Exclude images, then output the remaining data verbatim.

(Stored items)

....

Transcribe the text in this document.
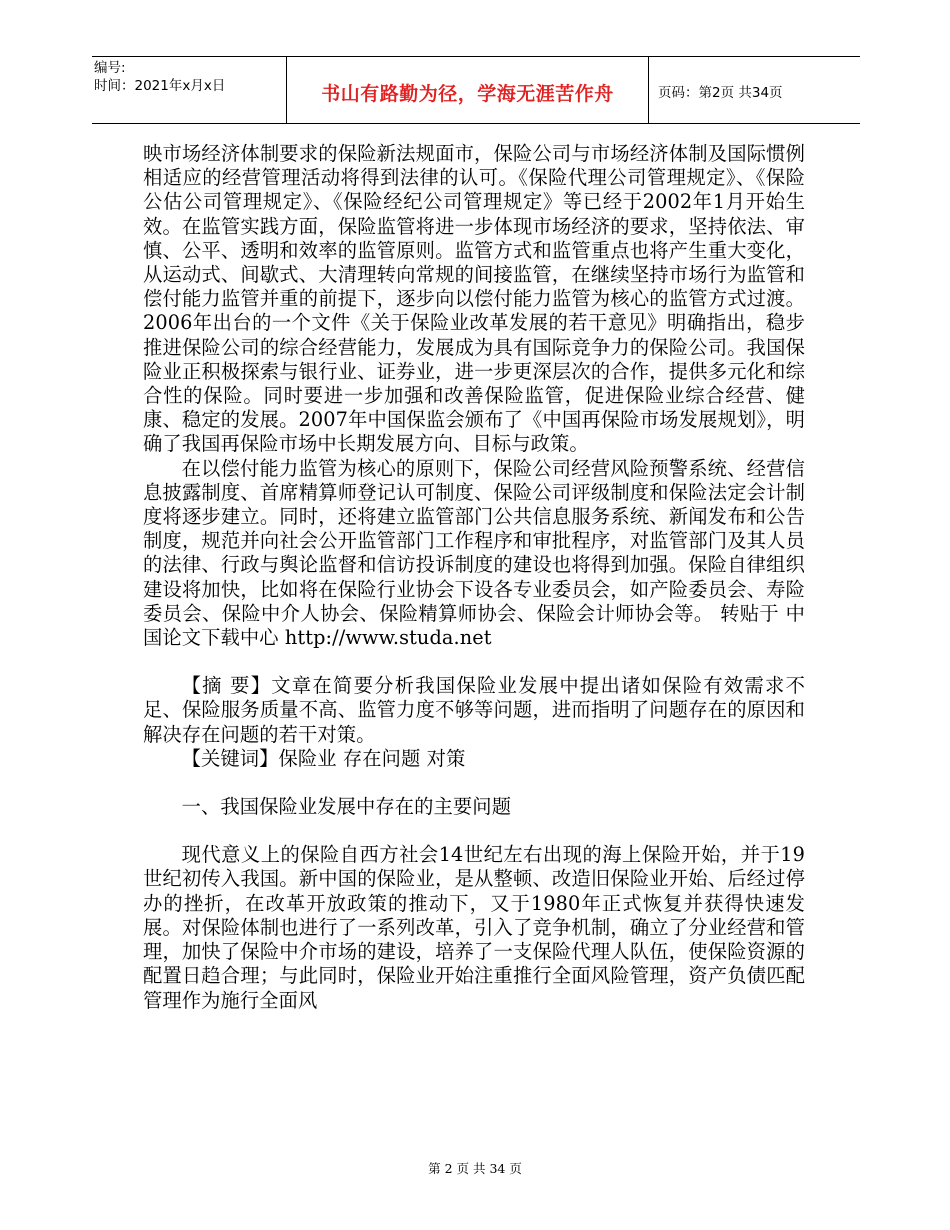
编号:
时间：2021年x月x日	书山有路勤为径，学海无涯苦作舟	页码：第2页 共34页

映市场经济体制要求的保险新法规面市，保险公司与市场经济体制及国际惯例相适应的经营管理活动将得到法律的认可。《保险代理公司管理规定》、《保险公估公司管理规定》、《保险经纪公司管理规定》等已经于2002年1月开始生效。在监管实践方面，保险监管将进一步体现市场经济的要求，坚持依法、审慎、公平、透明和效率的监管原则。监管方式和监管重点也将产生重大变化，从运动式、间歇式、大清理转向常规的间接监管，在继续坚持市场行为监管和偿付能力监管并重的前提下，逐步向以偿付能力监管为核心的监管方式过渡。2006年出台的一个文件《关于保险业改革发展的若干意见》明确指出，稳步推进保险公司的综合经营能力，发展成为具有国际竞争力的保险公司。我国保险业正积极探索与银行业、证券业，进一步更深层次的合作，提供多元化和综合性的保险。同时要进一步加强和改善保险监管，促进保险业综合经营、健康、稳定的发展。2007年中国保监会颁布了《中国再保险市场发展规划》，明确了我国再保险市场中长期发展方向、目标与政策。

在以偿付能力监管为核心的原则下，保险公司经营风险预警系统、经营信息披露制度、首席精算师登记认可制度、保险公司评级制度和保险法定会计制度将逐步建立。同时，还将建立监管部门公共信息服务系统、新闻发布和公告制度，规范并向社会公开监管部门工作程序和审批程序，对监管部门及其人员的法律、行政与舆论监督和信访投诉制度的建设也将得到加强。保险自律组织建设将加快，比如将在保险行业协会下设各专业委员会，如产险委员会、寿险委员会、保险中介人协会、保险精算师协会、保险会计师协会等。 转贴于 中国论文下载中心 http://www.studa.net

【摘 要】文章在简要分析我国保险业发展中提出诸如保险有效需求不足、保险服务质量不高、监管力度不够等问题，进而指明了问题存在的原因和解决存在问题的若干对策。

【关键词】保险业 存在问题 对策

一、我国保险业发展中存在的主要问题

现代意义上的保险自西方社会14世纪左右出现的海上保险开始，并于19世纪初传入我国。新中国的保险业，是从整顿、改造旧保险业开始、后经过停办的挫折，在改革开放政策的推动下，又于1980年正式恢复并获得快速发展。对保险体制也进行了一系列改革，引入了竞争机制，确立了分业经营和管理，加快了保险中介市场的建设，培养了一支保险代理人队伍，使保险资源的配置日趋合理；与此同时，保险业开始注重推行全面风险管理，资产负债匹配管理作为施行全面风

第 2 页 共 34 页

....

WRITTEN SOLUTION ▸
Transcribe the text in this document.
编号:
时间：2021年x月x日	书山有路勤为径，学海无涯苦作舟	页码：第2页 共34页

映市场经济体制要求的保险新法规面市，保险公司与市场经济体制及国际惯例相适应的经营管理活动将得到法律的认可。《保险代理公司管理规定》、《保险公估公司管理规定》、《保险经纪公司管理规定》等已经于2002年1月开始生效。在监管实践方面，保险监管将进一步体现市场经济的要求，坚持依法、审慎、公平、透明和效率的监管原则。监管方式和监管重点也将产生重大变化，从运动式、间歇式、大清理转向常规的间接监管，在继续坚持市场行为监管和偿付能力监管并重的前提下，逐步向以偿付能力监管为核心的监管方式过渡。2006年出台的一个文件《关于保险业改革发展的若干意见》明确指出，稳步推进保险公司的综合经营能力，发展成为具有国际竞争力的保险公司。我国保险业正积极探索与银行业、证券业，进一步更深层次的合作，提供多元化和综合性的保险。同时要进一步加强和改善保险监管，促进保险业综合经营、健康、稳定的发展。2007年中国保监会颁布了《中国再保险市场发展规划》，明确了我国再保险市场中长期发展方向、目标与政策。

在以偿付能力监管为核心的原则下，保险公司经营风险预警系统、经营信息披露制度、首席精算师登记认可制度、保险公司评级制度和保险法定会计制度将逐步建立。同时，还将建立监管部门公共信息服务系统、新闻发布和公告制度，规范并向社会公开监管部门工作程序和审批程序，对监管部门及其人员的法律、行政与舆论监督和信访投诉制度的建设也将得到加强。保险自律组织建设将加快，比如将在保险行业协会下设各专业委员会，如产险委员会、寿险委员会、保险中介人协会、保险精算师协会、保险会计师协会等。 转贴于 中国论文下载中心 http://www.studa.net

【摘 要】文章在简要分析我国保险业发展中提出诸如保险有效需求不足、保险服务质量不高、监管力度不够等问题，进而指明了问题存在的原因和解决存在问题的若干对策。

【关键词】保险业 存在问题 对策

一、我国保险业发展中存在的主要问题

现代意义上的保险自西方社会14世纪左右出现的海上保险开始，并于19世纪初传入我国。新中国的保险业，是从整顿、改造旧保险业开始、后经过停办的挫折，在改革开放政策的推动下，又于1980年正式恢复并获得快速发展。对保险体制也进行了一系列改革，引入了竞争机制，确立了分业经营和管理，加快了保险中介市场的建设，培养了一支保险代理人队伍，使保险资源的配置日趋合理；与此同时，保险业开始注重推行全面风险管理，资产负债匹配管理作为施行全面风

第 2 页 共 34 页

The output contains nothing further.